** start **
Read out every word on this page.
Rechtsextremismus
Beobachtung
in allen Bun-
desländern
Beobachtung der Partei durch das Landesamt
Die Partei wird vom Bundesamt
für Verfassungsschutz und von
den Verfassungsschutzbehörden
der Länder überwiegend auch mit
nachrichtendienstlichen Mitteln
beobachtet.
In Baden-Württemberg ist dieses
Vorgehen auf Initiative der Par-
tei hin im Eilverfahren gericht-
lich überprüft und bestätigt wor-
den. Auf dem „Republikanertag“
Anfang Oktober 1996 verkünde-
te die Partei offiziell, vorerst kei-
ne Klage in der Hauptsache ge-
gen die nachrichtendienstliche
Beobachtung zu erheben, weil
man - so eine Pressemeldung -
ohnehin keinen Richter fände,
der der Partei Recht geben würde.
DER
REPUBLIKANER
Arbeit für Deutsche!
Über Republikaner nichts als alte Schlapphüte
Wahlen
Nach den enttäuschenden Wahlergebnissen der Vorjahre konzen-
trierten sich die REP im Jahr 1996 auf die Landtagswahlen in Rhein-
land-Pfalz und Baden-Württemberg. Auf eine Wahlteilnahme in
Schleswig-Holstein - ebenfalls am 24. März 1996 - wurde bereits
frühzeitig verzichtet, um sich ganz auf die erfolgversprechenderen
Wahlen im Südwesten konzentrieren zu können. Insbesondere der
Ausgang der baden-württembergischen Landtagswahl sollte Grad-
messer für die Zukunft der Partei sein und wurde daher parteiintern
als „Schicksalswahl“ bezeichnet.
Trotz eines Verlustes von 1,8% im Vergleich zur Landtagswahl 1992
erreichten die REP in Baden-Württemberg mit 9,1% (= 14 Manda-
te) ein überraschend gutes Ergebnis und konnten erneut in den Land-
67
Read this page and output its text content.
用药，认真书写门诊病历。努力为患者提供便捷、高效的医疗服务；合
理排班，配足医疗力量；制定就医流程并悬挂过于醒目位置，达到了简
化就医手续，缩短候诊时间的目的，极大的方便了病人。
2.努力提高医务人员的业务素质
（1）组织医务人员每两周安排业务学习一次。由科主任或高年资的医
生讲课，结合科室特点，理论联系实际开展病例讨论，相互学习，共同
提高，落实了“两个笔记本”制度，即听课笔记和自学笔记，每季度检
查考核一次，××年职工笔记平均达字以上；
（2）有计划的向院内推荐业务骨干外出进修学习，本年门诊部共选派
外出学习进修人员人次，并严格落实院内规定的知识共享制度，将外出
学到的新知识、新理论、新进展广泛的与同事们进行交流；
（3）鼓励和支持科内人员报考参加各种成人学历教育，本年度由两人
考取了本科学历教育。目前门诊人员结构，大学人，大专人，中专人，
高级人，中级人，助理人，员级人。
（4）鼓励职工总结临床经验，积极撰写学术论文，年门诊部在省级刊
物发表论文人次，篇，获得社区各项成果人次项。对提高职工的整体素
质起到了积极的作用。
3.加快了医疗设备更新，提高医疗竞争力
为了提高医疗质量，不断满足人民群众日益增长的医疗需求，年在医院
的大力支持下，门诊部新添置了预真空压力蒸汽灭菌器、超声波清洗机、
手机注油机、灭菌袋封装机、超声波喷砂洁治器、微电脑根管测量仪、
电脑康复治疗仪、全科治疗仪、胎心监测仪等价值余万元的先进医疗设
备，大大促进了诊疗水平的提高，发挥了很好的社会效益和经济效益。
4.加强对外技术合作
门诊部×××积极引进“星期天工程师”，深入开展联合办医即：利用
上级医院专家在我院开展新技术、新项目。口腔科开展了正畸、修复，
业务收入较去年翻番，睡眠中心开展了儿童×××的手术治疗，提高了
** end **
(EXERCISE DETAILS): Whichever lines contain the string "page", select and copy them.

(SOLUTION):
Read out every word on this page.
Read this page and output its text content.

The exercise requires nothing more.